**JOB**
Take every line from the listing below that contains "this".

(Stored data)
## START
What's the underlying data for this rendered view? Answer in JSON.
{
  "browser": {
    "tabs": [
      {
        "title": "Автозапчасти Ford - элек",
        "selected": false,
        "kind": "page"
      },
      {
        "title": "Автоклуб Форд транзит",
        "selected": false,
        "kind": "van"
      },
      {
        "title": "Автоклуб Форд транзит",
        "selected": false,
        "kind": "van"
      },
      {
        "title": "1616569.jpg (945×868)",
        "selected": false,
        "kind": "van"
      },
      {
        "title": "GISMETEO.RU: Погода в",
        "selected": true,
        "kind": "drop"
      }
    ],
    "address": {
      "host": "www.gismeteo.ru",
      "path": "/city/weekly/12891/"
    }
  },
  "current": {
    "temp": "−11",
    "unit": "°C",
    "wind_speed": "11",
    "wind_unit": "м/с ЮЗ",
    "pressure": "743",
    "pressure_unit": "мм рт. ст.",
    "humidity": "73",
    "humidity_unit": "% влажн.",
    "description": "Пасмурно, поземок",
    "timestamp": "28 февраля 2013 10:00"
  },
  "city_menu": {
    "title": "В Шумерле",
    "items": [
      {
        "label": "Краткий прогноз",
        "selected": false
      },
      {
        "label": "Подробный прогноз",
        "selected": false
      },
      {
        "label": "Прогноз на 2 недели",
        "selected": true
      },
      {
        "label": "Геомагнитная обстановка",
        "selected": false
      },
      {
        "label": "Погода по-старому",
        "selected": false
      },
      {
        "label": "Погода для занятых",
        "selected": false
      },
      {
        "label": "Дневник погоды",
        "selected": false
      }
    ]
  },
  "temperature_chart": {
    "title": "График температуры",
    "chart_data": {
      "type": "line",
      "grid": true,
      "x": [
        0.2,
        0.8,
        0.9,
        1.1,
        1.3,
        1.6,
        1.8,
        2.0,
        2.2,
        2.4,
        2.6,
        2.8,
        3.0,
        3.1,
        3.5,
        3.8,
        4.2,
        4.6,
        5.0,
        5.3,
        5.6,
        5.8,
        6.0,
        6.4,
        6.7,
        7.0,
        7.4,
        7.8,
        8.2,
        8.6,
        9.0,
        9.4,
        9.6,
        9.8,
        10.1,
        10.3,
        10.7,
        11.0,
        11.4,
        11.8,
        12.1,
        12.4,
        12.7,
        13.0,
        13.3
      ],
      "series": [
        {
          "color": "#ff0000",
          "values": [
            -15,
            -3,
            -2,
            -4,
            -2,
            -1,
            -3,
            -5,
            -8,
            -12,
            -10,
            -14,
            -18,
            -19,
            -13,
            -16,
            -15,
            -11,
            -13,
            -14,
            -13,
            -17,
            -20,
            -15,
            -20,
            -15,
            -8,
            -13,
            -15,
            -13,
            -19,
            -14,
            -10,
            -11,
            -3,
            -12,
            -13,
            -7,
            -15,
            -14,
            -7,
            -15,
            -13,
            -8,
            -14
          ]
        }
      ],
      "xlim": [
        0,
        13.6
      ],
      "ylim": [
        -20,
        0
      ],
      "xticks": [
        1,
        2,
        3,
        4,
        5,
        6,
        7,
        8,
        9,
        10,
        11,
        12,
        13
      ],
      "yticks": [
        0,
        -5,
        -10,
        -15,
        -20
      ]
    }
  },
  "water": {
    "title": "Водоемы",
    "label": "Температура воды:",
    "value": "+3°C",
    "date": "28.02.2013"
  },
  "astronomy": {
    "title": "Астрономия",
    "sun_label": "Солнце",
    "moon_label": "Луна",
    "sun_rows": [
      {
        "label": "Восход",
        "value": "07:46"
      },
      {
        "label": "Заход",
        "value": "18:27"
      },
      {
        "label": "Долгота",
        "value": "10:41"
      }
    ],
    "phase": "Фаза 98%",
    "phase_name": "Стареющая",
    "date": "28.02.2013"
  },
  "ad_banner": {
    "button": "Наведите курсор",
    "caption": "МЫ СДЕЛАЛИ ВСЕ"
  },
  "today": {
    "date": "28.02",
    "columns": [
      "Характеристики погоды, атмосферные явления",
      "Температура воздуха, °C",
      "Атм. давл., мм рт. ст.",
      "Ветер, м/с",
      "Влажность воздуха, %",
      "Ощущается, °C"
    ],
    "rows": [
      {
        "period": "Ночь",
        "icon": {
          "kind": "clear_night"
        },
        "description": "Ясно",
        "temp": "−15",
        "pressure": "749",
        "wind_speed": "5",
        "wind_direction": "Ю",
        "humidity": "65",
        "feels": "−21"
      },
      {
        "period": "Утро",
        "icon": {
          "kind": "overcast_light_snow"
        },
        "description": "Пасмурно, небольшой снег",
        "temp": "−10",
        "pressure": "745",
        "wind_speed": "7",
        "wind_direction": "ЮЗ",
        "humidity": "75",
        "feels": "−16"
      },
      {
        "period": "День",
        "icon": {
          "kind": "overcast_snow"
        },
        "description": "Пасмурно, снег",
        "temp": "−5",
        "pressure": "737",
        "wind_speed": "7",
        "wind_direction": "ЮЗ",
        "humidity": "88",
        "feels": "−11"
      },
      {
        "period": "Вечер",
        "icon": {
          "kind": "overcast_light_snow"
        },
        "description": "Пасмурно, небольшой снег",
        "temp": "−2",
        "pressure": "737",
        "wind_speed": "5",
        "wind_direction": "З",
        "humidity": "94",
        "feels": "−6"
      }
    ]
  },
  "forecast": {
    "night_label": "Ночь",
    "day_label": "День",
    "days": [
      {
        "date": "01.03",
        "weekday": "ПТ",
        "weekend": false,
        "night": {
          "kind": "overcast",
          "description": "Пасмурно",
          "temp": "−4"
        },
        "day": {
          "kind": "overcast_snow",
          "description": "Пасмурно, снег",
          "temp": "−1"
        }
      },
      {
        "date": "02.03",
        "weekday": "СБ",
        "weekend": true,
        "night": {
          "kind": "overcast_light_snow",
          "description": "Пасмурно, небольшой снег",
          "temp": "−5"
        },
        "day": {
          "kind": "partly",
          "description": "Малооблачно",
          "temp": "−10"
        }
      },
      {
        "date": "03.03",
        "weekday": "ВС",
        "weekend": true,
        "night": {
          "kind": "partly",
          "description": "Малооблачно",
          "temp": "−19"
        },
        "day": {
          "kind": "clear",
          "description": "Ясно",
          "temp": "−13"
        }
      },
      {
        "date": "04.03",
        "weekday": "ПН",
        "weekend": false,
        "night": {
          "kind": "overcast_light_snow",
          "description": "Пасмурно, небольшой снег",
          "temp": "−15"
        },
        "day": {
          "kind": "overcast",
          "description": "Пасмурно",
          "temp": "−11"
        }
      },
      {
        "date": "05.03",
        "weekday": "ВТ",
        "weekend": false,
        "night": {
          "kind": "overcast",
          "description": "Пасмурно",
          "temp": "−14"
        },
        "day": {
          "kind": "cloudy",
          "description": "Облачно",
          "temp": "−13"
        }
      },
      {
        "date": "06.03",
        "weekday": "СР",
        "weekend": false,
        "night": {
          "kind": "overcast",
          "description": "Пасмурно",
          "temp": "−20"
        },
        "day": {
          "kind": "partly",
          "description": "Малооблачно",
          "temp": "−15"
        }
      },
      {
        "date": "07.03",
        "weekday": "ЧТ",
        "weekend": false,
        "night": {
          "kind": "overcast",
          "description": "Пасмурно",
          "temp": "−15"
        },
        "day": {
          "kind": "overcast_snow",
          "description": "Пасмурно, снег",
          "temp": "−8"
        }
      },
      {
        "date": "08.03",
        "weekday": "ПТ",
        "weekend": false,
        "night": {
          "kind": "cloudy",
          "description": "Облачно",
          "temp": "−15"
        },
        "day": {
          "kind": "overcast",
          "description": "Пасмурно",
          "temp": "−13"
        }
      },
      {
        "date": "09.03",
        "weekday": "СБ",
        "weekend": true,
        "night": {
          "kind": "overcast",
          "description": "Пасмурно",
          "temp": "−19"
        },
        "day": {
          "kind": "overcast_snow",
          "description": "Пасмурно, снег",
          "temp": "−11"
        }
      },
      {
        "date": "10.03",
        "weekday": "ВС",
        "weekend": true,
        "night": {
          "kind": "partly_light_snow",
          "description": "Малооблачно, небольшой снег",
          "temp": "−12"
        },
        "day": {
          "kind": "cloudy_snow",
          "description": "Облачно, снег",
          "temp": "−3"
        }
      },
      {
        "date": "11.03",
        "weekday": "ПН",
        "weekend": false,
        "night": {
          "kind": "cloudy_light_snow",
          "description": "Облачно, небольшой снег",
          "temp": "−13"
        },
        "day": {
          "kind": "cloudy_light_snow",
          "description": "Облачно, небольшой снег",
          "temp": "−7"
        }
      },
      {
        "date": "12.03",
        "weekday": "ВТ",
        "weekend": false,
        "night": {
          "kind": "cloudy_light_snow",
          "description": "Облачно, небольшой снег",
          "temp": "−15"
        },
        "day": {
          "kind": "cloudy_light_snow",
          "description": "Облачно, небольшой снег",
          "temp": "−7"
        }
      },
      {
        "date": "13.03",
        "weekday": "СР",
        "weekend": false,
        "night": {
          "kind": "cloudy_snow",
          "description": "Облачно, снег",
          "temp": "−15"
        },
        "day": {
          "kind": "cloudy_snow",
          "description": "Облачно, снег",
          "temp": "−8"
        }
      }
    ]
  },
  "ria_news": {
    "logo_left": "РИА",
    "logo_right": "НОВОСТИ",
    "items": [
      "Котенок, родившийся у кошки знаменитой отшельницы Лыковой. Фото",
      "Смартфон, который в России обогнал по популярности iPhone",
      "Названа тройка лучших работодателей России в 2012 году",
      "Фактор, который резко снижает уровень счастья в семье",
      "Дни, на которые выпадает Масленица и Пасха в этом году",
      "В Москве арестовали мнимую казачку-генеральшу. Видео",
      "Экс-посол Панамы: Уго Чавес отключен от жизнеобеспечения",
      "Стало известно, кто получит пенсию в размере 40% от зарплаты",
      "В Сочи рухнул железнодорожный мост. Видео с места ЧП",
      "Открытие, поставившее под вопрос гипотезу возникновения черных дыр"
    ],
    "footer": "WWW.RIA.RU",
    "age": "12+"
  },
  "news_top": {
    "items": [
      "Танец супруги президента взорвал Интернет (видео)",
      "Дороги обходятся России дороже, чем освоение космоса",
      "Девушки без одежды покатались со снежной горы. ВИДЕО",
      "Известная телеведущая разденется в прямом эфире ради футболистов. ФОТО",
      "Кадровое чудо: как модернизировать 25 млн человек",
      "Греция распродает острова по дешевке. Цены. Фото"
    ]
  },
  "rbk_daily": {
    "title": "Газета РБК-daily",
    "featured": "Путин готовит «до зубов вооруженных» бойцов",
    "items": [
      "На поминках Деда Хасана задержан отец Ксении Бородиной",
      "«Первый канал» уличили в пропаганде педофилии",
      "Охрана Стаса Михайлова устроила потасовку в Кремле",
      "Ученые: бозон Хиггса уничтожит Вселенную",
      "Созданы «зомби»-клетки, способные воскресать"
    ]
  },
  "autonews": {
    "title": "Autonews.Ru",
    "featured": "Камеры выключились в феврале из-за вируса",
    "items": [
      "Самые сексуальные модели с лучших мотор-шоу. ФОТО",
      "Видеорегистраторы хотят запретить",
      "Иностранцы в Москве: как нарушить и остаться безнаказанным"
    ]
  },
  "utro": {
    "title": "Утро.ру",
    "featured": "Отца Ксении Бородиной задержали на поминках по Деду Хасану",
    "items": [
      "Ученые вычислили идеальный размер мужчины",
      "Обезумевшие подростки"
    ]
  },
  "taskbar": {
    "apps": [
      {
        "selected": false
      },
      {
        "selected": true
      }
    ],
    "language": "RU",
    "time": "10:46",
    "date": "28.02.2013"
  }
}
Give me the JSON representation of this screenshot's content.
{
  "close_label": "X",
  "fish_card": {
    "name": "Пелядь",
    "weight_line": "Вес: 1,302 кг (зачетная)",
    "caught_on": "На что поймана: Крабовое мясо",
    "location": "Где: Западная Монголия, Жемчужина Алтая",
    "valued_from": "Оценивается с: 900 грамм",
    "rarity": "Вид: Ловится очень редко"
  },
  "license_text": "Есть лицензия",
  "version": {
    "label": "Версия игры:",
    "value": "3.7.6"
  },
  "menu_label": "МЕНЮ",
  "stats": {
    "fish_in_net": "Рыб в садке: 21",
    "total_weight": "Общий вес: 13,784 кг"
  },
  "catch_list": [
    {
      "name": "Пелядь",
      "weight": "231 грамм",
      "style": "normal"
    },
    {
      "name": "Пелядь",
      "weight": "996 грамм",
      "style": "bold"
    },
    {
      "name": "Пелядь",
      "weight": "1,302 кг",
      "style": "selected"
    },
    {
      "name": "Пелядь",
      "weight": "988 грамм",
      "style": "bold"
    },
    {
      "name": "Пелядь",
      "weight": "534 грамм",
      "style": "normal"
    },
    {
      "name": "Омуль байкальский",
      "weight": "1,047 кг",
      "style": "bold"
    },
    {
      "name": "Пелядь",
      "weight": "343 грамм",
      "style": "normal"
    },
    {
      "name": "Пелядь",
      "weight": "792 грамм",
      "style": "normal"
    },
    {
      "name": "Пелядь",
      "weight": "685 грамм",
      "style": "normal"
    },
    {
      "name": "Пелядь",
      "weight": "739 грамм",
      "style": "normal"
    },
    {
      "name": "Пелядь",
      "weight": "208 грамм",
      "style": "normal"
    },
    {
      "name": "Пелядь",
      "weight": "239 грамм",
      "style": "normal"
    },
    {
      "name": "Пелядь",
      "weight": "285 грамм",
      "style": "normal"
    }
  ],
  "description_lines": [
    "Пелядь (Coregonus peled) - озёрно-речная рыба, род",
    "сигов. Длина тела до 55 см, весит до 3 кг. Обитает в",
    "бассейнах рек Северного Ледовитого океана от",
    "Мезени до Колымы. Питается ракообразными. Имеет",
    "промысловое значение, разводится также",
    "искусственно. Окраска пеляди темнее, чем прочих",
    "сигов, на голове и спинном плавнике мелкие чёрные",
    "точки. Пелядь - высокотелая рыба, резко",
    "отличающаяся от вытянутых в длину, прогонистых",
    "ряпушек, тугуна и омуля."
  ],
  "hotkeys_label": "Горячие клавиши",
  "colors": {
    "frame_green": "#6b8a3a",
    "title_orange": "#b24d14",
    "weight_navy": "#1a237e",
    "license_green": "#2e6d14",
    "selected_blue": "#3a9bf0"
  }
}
## END
**FINISHED ANSWER**
What's the underlying data for this rendered view? Answer in JSON.
Give me the JSON representation of this screenshot's content.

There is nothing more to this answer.